** BEGIN **
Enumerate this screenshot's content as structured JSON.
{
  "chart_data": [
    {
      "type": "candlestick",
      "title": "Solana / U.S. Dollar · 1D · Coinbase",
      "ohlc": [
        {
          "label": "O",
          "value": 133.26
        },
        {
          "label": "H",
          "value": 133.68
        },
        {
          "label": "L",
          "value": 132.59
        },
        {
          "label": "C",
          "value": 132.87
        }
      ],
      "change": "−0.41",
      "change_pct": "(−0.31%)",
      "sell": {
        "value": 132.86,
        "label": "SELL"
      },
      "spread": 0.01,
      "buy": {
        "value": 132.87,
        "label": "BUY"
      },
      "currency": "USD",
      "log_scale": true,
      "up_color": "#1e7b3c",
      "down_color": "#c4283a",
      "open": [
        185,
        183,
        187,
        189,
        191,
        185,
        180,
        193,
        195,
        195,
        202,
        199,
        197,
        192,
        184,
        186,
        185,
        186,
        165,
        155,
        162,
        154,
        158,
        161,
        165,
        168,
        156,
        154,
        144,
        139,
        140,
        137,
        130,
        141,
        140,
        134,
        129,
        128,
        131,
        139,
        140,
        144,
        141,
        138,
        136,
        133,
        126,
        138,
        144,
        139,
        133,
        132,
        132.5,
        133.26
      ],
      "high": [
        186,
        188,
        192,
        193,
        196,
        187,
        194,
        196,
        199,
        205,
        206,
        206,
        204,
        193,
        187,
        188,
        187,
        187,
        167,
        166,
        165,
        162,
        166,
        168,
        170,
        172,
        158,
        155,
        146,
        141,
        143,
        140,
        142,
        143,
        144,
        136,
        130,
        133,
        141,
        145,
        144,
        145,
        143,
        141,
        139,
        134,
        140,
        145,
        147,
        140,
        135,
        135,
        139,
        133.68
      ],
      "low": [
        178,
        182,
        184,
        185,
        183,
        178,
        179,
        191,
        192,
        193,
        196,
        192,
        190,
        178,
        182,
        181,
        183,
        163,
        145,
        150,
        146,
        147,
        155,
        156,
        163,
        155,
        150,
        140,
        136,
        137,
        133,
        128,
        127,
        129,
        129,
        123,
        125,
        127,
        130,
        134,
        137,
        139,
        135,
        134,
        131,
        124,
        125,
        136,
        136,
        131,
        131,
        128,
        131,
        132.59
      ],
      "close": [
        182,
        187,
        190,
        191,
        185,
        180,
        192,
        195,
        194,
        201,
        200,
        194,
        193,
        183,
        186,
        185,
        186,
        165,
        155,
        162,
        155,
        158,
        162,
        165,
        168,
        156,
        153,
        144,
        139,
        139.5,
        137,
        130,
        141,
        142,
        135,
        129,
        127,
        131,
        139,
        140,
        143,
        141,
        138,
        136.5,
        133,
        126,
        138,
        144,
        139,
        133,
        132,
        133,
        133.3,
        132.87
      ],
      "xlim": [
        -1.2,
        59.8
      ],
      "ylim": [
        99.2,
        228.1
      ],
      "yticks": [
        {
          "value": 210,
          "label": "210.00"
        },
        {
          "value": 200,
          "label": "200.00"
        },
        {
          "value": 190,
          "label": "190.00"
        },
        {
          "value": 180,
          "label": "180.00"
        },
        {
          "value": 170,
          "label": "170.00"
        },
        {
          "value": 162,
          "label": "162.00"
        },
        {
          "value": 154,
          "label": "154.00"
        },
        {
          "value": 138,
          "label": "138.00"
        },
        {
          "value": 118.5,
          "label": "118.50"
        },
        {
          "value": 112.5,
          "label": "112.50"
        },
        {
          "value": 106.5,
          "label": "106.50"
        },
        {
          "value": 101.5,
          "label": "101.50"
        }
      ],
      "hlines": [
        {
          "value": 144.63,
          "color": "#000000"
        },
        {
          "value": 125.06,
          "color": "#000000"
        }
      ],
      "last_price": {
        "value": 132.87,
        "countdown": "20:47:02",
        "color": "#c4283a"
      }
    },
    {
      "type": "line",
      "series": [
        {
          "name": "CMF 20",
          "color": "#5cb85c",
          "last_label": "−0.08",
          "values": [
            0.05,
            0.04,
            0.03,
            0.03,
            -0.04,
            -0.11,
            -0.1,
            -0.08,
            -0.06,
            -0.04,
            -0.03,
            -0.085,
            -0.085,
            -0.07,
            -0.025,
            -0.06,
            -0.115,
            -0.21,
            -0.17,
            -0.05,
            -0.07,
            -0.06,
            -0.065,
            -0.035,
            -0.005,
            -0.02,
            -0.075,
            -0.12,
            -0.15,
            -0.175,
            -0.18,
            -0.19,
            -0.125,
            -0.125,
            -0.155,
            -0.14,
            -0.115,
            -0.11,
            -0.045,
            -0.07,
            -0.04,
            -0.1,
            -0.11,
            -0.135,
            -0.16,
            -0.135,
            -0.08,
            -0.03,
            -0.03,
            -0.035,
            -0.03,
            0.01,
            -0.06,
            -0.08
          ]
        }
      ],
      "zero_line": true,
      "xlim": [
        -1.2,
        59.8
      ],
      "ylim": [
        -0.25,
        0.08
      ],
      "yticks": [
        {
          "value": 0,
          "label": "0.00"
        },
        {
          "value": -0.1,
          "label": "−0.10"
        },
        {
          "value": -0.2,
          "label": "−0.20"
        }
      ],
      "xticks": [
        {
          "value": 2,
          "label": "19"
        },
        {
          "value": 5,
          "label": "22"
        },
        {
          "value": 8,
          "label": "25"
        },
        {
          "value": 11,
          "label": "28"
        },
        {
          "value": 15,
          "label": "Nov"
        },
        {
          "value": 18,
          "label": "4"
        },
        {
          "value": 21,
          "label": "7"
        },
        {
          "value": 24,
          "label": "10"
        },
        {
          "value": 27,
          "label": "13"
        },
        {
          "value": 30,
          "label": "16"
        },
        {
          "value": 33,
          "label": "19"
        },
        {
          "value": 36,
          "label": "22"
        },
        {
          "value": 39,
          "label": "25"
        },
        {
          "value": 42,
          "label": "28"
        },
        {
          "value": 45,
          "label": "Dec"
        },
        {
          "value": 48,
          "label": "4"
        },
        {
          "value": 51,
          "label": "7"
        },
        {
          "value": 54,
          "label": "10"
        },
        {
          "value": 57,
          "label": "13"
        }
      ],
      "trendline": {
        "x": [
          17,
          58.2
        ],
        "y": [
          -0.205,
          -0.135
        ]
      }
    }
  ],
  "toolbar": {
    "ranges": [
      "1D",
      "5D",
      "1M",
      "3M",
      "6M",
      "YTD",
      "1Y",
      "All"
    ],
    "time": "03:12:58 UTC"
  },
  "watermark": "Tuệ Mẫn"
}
** END **
_WHAT IS EXPECTED_:
Repeat the material above in full, exactly as it stands.

_REPLY_:
Enumerate this screenshot's content as structured JSON.
{
  "chart_data": [
    {
      "type": "candlestick",
      "title": "Solana / U.S. Dollar · 1D · Coinbase",
      "ohlc": [
        {
          "label": "O",
          "value": 133.26
        },
        {
          "label": "H",
          "value": 133.68
        },
        {
          "label": "L",
          "value": 132.59
        },
        {
          "label": "C",
          "value": 132.87
        }
      ],
      "change": "−0.41",
      "change_pct": "(−0.31%)",
      "sell": {
        "value": 132.86,
        "label": "SELL"
      },
      "spread": 0.01,
      "buy": {
        "value": 132.87,
        "label": "BUY"
      },
      "currency": "USD",
      "log_scale": true,
      "up_color": "#1e7b3c",
      "down_color": "#c4283a",
      "open": [
        185,
        183,
        187,
        189,
        191,
        185,
        180,
        193,
        195,
        195,
        202,
        199,
        197,
        192,
        184,
        186,
        185,
        186,
        165,
        155,
        162,
        154,
        158,
        161,
        165,
        168,
        156,
        154,
        144,
        139,
        140,
        137,
        130,
        141,
        140,
        134,
        129,
        128,
        131,
        139,
        140,
        144,
        141,
        138,
        136,
        133,
        126,
        138,
        144,
        139,
        133,
        132,
        132.5,
        133.26
      ],
      "high": [
        186,
        188,
        192,
        193,
        196,
        187,
        194,
        196,
        199,
        205,
        206,
        206,
        204,
        193,
        187,
        188,
        187,
        187,
        167,
        166,
        165,
        162,
        166,
        168,
        170,
        172,
        158,
        155,
        146,
        141,
        143,
        140,
        142,
        143,
        144,
        136,
        130,
        133,
        141,
        145,
        144,
        145,
        143,
        141,
        139,
        134,
        140,
        145,
        147,
        140,
        135,
        135,
        139,
        133.68
      ],
      "low": [
        178,
        182,
        184,
        185,
        183,
        178,
        179,
        191,
        192,
        193,
        196,
        192,
        190,
        178,
        182,
        181,
        183,
        163,
        145,
        150,
        146,
        147,
        155,
        156,
        163,
        155,
        150,
        140,
        136,
        137,
        133,
        128,
        127,
        129,
        129,
        123,
        125,
        127,
        130,
        134,
        137,
        139,
        135,
        134,
        131,
        124,
        125,
        136,
        136,
        131,
        131,
        128,
        131,
        132.59
      ],
      "close": [
        182,
        187,
        190,
        191,
        185,
        180,
        192,
        195,
        194,
        201,
        200,
        194,
        193,
        183,
        186,
        185,
        186,
        165,
        155,
        162,
        155,
        158,
        162,
        165,
        168,
        156,
        153,
        144,
        139,
        139.5,
        137,
        130,
        141,
        142,
        135,
        129,
        127,
        131,
        139,
        140,
        143,
        141,
        138,
        136.5,
        133,
        126,
        138,
        144,
        139,
        133,
        132,
        133,
        133.3,
        132.87
      ],
      "xlim": [
        -1.2,
        59.8
      ],
      "ylim": [
        99.2,
        228.1
      ],
      "yticks": [
        {
          "value": 210,
          "label": "210.00"
        },
        {
          "value": 200,
          "label": "200.00"
        },
        {
          "value": 190,
          "label": "190.00"
        },
        {
          "value": 180,
          "label": "180.00"
        },
        {
          "value": 170,
          "label": "170.00"
        },
        {
          "value": 162,
          "label": "162.00"
        },
        {
          "value": 154,
          "label": "154.00"
        },
        {
          "value": 138,
          "label": "138.00"
        },
        {
          "value": 118.5,
          "label": "118.50"
        },
        {
          "value": 112.5,
          "label": "112.50"
        },
        {
          "value": 106.5,
          "label": "106.50"
        },
        {
          "value": 101.5,
          "label": "101.50"
        }
      ],
      "hlines": [
        {
          "value": 144.63,
          "color": "#000000"
        },
        {
          "value": 125.06,
          "color": "#000000"
        }
      ],
      "last_price": {
        "value": 132.87,
        "countdown": "20:47:02",
        "color": "#c4283a"
      }
    },
    {
      "type": "line",
      "series": [
        {
          "name": "CMF 20",
          "color": "#5cb85c",
          "last_label": "−0.08",
          "values": [
            0.05,
            0.04,
            0.03,
            0.03,
            -0.04,
            -0.11,
            -0.1,
            -0.08,
            -0.06,
            -0.04,
            -0.03,
            -0.085,
            -0.085,
            -0.07,
            -0.025,
            -0.06,
            -0.115,
            -0.21,
            -0.17,
            -0.05,
            -0.07,
            -0.06,
            -0.065,
            -0.035,
            -0.005,
            -0.02,
            -0.075,
            -0.12,
            -0.15,
            -0.175,
            -0.18,
            -0.19,
            -0.125,
            -0.125,
            -0.155,
            -0.14,
            -0.115,
            -0.11,
            -0.045,
            -0.07,
            -0.04,
            -0.1,
            -0.11,
            -0.135,
            -0.16,
            -0.135,
            -0.08,
            -0.03,
            -0.03,
            -0.035,
            -0.03,
            0.01,
            -0.06,
            -0.08
          ]
        }
      ],
      "zero_line": true,
      "xlim": [
        -1.2,
        59.8
      ],
      "ylim": [
        -0.25,
        0.08
      ],
      "yticks": [
        {
          "value": 0,
          "label": "0.00"
        },
        {
          "value": -0.1,
          "label": "−0.10"
        },
        {
          "value": -0.2,
          "label": "−0.20"
        }
      ],
      "xticks": [
        {
          "value": 2,
          "label": "19"
        },
        {
          "value": 5,
          "label": "22"
        },
        {
          "value": 8,
          "label": "25"
        },
        {
          "value": 11,
          "label": "28"
        },
        {
          "value": 15,
          "label": "Nov"
        },
        {
          "value": 18,
          "label": "4"
        },
        {
          "value": 21,
          "label": "7"
        },
        {
          "value": 24,
          "label": "10"
        },
        {
          "value": 27,
          "label": "13"
        },
        {
          "value": 30,
          "label": "16"
        },
        {
          "value": 33,
          "label": "19"
        },
        {
          "value": 36,
          "label": "22"
        },
        {
          "value": 39,
          "label": "25"
        },
        {
          "value": 42,
          "label": "28"
        },
        {
          "value": 45,
          "label": "Dec"
        },
        {
          "value": 48,
          "label": "4"
        },
        {
          "value": 51,
          "label": "7"
        },
        {
          "value": 54,
          "label": "10"
        },
        {
          "value": 57,
          "label": "13"
        }
      ],
      "trendline": {
        "x": [
          17,
          58.2
        ],
        "y": [
          -0.205,
          -0.135
        ]
      }
    }
  ],
  "toolbar": {
    "ranges": [
      "1D",
      "5D",
      "1M",
      "3M",
      "6M",
      "YTD",
      "1Y",
      "All"
    ],
    "time": "03:12:58 UTC"
  },
  "watermark": "Tuệ Mẫn"
}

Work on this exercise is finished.